7. "Renueva en sus corazones el Espíritu de santidad"

 

          Esta frase está tomada de la plegaria de ordenación de los Presbíteros, de las palabras esenciales:

 

Te pedimos, Padre todopoderoso,

que confieras a estos siervos tuyos la dignidad del Presbiterado;renueva en sus corazones el Espíritu de santidad, reciban de ti el segundo grado del ministerio sacerdotal y sean, con su conducta, ejemplo de vida.

 

          A su vez está inspirada en el salmo 50: "Oh Dios, crea en mí un corazón puro, renuévame por dentro con espíritu firme" (Sal 50,12). Naturalmente la plegaria de ordenación va más lejos que la súplica del salmista. Éste pide la creación de un nuevo corazón -centro de toda la persona-, que sustituya al que ha quedado endurecido por el pecado, y la presencia de un espíritu firme y generoso. Es lo que había anunciado el Señor por medio del profeta Ezequiel: "Os daré un corazón nuevo, y os infundiré un espíritu nuevo; arrancaré de vuestra carte el corazón de piedra y os os daré un corazón de carne; os infundiré mi Espíritu..." (Ez 36,26-27).

           La plegaria de ordenación pide la renovación del corazón del elegido para el ministerio sacerdotal. El Espíritu que recibió en el Bautismo y en la Confirmación es dado ahora de nuevo para transformar al que es ordenado, santificando radicalmente su persona, con vistas a un ministerio que es santificador, y fundamentando el nuevo estado de vida en la santidad que comunica. La dignidad del Presbiterado consiste, entre otros aspectos, en la presencia en los presbíteros del Espíritu Santo que produce la gracia de esta santidad radical y exige a su vez, una conducta coherente y el ejemplo de vida.

            Por eso el Papa Juan Pablo II ha escrito también: "Nuestra fe nos revela la presencia operante del Espíritu Santo en nuestro ser, en nuestro actuar y en nuestro vivir, tal como lo ha configurado, capacitado y plasmado el sacramento del Orden. Ciertamente, el Espíritu del Señor es el gran protagonista de nuestra vida espiritual. Él crea el 'corazón nuevo', lo anima y lo guía con la 'ley nueva' de la caridad, de la caridad pastoral. Para el desarrollo de la vida espiritual es decisiva la certeza de que no faltará nunca al sacerdote la gracia del Espíritu Santo, como don totalmente gratuito y como mandato de responsabilidad" (PDV 33).

==*==

Indica si cada afirmación coincide con el texto sobre la plegaria de ordenación: (a) la frase del título procede de la plegaria de ordenación de los presbíteros; (b) la plegaria de ordenación se limita a repetir la súplica del salmista; (c) según la cita de Juan Pablo II, al sacerdote puede faltarle a veces la gracia del Espíritu Santo. Responde sí o no a cada una y cita las palabras del texto que lo deciden.

Segmento de datos:

==*==

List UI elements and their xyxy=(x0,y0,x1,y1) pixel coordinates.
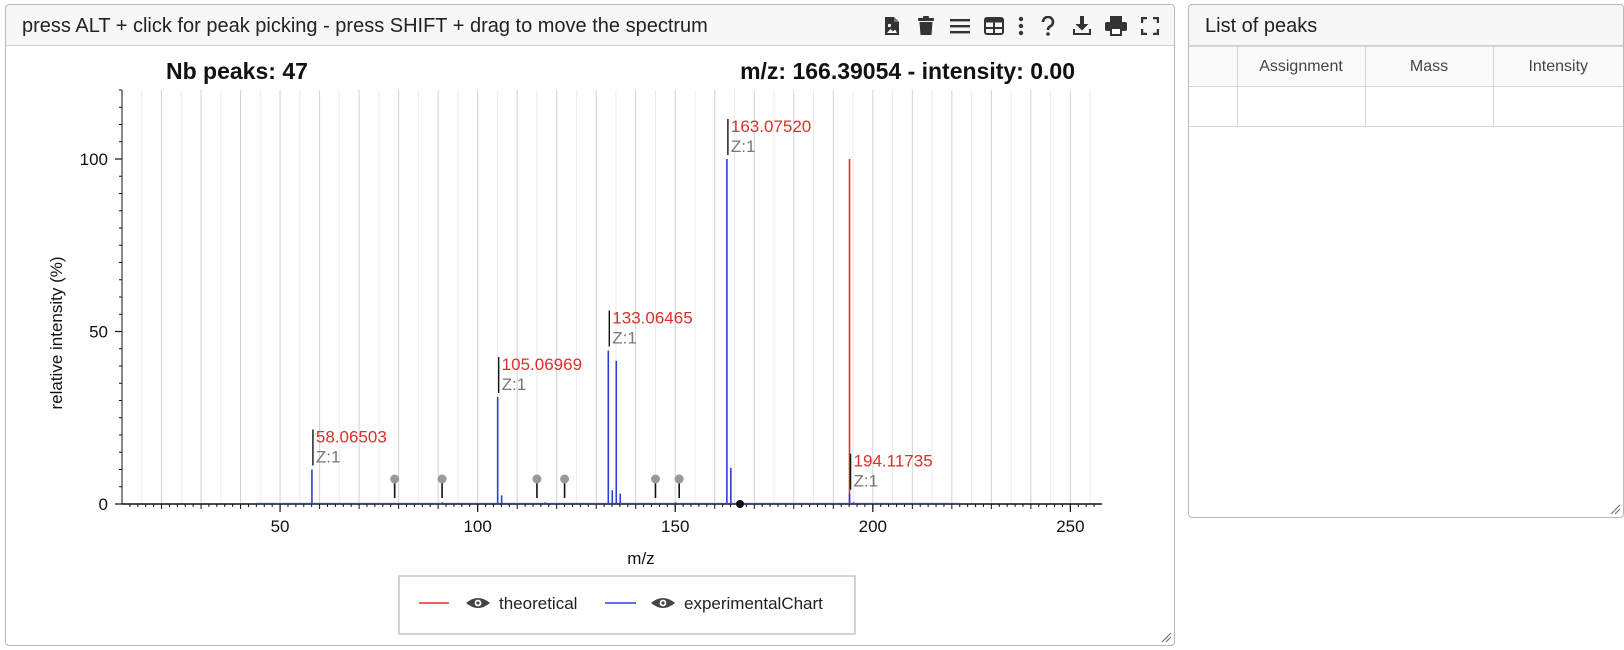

==*==

Respuesta:
(a) Sí: «Esta frase está tomada de la plegaria de ordenación de los Presbíteros».
(b) No: «Naturalmente la plegaria de ordenación va más lejos que la súplica del salmista».
(c) No: «no faltará nunca al sacerdote la gracia del Espíritu Santo».